=== Exercise prompt ===
Look through the data and write out every line with the word "thickness" in it.

____

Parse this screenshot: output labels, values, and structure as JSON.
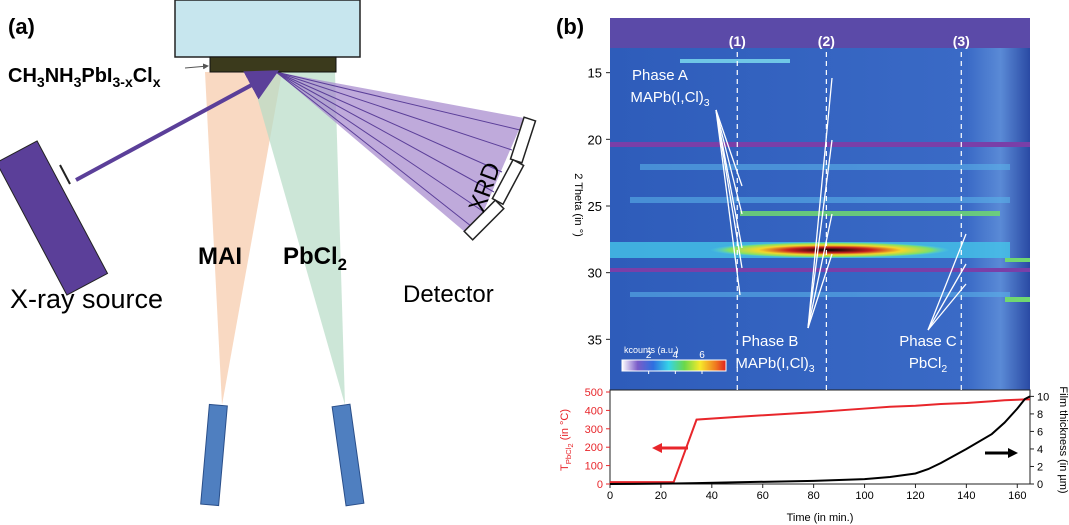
{
  "panel_a": {
    "label": "(a)",
    "formula": [
      "CH",
      "3",
      "NH",
      "3",
      "PbI",
      "3-x",
      "Cl",
      "x"
    ],
    "source_left": "MAI",
    "source_right": [
      "PbCl",
      "2"
    ],
    "xray_source": "X-ray source",
    "detector": "Detector",
    "xrd": "XRD"
  },
  "panel_b": {
    "label": "(b)",
    "ylabel": "2 Theta (in °)",
    "ylim": [
      10.9,
      38.8
    ],
    "yticks": [
      15,
      20,
      25,
      30,
      35
    ],
    "colorbar": {
      "label": "kcounts (a.u.)",
      "lim": [
        0,
        7.8
      ],
      "ticks": [
        2,
        4,
        6
      ]
    },
    "phases": [
      {
        "name": "Phase A",
        "formula": [
          "MAPb(I,Cl)",
          "3"
        ]
      },
      {
        "name": "Phase B",
        "formula": [
          "MAPb(I,Cl)",
          "3"
        ]
      },
      {
        "name": "Phase C",
        "formula": [
          "PbCl",
          "2"
        ]
      }
    ]
  },
  "chart_data": {
    "type": "line",
    "xlabel": "Time (in min.)",
    "ylabel": [
      "T",
      "PbCl",
      "2",
      " (in °C)"
    ],
    "y2label": "Film thickness (in µm)",
    "x": [
      0,
      25,
      34,
      50,
      80,
      100,
      110,
      120,
      125,
      130,
      140,
      150,
      155,
      160,
      163,
      165
    ],
    "xlim": [
      0,
      165
    ],
    "xticks": [
      0,
      20,
      40,
      60,
      80,
      100,
      120,
      140,
      160
    ],
    "ylim": [
      0,
      500
    ],
    "yticks": [
      0,
      100,
      200,
      300,
      400,
      500
    ],
    "y2lim": [
      0,
      10.5
    ],
    "y2ticks": [
      0,
      2,
      4,
      6,
      8,
      10
    ],
    "series": [
      {
        "name": "Temperature",
        "color": "#e8262b",
        "values": [
          10,
          10,
          350,
          365,
          390,
          410,
          420,
          425,
          430,
          435,
          440,
          450,
          455,
          458,
          460,
          460
        ]
      },
      {
        "name": "Film thickness",
        "color": "#000000",
        "axis": "y2",
        "values": [
          0,
          0.05,
          0.1,
          0.2,
          0.35,
          0.55,
          0.8,
          1.2,
          1.7,
          2.4,
          4,
          5.7,
          7,
          8.6,
          9.7,
          10
        ]
      }
    ],
    "annotations": [
      {
        "label": "(1)",
        "x": 50
      },
      {
        "label": "(2)",
        "x": 85
      },
      {
        "label": "(3)",
        "x": 138
      }
    ]
  }
}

____

=== Problem solution ===
    "y2label": "Film thickness (in µm)",
        "name": "Film thickness",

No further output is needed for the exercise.